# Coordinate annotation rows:
☆ ☆ ☆

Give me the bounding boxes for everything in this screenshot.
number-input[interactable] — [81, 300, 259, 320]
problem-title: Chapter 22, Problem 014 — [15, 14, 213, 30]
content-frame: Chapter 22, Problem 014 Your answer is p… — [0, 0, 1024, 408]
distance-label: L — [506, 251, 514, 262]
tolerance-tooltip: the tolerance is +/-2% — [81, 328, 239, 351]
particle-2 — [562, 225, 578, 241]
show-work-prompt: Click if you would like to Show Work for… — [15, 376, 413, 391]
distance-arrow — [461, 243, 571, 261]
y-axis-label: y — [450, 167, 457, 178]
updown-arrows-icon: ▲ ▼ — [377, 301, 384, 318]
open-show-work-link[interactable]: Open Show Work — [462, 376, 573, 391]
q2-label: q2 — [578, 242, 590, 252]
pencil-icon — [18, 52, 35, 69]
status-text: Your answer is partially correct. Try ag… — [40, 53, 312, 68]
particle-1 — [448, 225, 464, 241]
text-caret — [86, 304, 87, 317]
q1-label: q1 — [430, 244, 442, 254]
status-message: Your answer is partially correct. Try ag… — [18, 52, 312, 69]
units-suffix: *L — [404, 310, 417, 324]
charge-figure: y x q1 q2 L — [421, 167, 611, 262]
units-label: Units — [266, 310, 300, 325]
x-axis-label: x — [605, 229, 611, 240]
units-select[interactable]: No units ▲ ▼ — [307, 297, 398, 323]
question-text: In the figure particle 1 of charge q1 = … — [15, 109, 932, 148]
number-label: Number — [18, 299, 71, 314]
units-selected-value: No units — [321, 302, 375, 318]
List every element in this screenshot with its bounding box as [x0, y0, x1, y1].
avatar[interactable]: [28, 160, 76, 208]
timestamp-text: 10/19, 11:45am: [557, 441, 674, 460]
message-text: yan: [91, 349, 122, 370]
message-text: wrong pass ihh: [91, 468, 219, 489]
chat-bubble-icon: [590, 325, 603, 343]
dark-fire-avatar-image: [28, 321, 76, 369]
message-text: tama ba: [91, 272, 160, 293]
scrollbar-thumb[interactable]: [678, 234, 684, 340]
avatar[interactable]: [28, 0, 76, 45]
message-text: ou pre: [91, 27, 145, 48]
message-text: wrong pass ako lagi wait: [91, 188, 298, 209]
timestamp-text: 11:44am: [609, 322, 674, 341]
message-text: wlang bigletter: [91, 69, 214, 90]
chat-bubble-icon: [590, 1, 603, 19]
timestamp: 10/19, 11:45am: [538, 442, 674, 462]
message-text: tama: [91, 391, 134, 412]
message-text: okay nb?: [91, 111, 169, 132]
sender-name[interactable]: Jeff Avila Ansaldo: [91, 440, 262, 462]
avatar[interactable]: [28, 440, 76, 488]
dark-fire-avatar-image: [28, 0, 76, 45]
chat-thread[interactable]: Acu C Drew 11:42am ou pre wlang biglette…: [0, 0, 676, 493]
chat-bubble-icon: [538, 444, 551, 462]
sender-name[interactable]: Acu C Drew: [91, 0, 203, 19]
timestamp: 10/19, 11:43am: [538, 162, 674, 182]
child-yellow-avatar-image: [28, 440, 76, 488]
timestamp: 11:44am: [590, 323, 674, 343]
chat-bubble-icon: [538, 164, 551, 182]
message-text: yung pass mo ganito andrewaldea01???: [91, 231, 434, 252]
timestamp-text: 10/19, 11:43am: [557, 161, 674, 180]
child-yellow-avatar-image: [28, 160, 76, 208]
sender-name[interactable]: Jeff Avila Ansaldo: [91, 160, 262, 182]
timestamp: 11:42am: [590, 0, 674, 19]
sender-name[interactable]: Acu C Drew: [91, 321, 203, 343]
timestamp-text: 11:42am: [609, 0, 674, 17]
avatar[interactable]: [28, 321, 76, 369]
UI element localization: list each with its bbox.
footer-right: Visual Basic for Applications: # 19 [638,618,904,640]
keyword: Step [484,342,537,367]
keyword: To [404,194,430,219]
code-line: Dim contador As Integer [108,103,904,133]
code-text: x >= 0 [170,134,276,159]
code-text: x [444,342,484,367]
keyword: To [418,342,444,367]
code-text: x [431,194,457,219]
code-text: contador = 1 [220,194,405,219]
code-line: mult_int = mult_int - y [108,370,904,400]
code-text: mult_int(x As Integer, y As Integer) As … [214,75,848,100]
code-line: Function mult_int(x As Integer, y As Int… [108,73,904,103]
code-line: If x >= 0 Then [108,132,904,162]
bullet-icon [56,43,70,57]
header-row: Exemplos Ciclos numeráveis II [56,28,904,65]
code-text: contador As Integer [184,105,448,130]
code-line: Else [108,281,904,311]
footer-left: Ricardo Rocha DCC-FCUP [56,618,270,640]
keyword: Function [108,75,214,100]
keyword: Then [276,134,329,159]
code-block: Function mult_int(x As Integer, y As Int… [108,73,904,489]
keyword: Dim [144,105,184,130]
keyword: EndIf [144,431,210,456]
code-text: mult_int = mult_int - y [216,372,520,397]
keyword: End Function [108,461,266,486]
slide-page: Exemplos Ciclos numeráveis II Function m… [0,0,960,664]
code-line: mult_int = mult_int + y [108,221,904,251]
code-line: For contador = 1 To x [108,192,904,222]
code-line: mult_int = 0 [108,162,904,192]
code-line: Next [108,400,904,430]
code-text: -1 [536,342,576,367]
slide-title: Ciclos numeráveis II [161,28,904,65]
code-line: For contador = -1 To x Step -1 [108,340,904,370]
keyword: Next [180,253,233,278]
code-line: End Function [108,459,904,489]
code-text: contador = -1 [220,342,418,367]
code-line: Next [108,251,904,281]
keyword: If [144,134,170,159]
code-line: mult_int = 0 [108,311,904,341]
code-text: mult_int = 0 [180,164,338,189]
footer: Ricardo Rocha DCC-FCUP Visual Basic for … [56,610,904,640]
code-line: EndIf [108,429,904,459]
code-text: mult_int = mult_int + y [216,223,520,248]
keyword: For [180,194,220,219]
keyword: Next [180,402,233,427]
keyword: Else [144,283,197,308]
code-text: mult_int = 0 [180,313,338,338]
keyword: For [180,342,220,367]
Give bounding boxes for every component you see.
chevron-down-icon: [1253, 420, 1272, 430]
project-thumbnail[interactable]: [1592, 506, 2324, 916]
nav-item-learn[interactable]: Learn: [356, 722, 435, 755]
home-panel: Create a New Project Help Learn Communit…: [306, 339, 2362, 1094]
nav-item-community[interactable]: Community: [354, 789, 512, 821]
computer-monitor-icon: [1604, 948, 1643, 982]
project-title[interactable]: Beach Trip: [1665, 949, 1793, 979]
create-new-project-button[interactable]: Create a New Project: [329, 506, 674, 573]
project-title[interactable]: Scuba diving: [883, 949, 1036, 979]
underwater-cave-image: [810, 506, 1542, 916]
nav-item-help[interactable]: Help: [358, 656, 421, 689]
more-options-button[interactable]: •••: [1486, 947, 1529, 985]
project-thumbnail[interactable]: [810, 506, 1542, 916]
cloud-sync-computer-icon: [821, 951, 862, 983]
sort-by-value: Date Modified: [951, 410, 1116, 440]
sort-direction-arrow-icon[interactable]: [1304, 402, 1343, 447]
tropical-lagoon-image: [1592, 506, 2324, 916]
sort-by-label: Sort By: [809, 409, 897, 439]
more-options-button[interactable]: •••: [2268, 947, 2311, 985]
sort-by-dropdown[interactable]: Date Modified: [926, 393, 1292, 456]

☆ ☆ ☆

# REQUIREMENT:
Present the rows from the very first line through the line containing "q1-label: q1 — [430, 244, 442, 254]", with both of those lines included, as a numbered list. Skip any blank lines.

# RESULT OF THE EXERCISE:
1. Give me the bounding boxes for everything in this screenshot.
2. number-input[interactable] — [81, 300, 259, 320]
3. problem-title: Chapter 22, Problem 014 — [15, 14, 213, 30]
4. content-frame: Chapter 22, Problem 014 Your answer is p… — [0, 0, 1024, 408]
5. distance-label: L — [506, 251, 514, 262]
6. tolerance-tooltip: the tolerance is +/-2% — [81, 328, 239, 351]
7. particle-2 — [562, 225, 578, 241]
8. show-work-prompt: Click if you would like to Show Work for… — [15, 376, 413, 391]
9. distance-arrow — [461, 243, 571, 261]
10. y-axis-label: y — [450, 167, 457, 178]
11. updown-arrows-icon: ▲ ▼ — [377, 301, 384, 318]
12. open-show-work-link[interactable]: Open Show Work — [462, 376, 573, 391]
13. q2-label: q2 — [578, 242, 590, 252]
14. pencil-icon — [18, 52, 35, 69]
15. status-text: Your answer is partially correct. Try ag… — [40, 53, 312, 68]
16. particle-1 — [448, 225, 464, 241]
17. text-caret — [86, 304, 87, 317]
18. q1-label: q1 — [430, 244, 442, 254]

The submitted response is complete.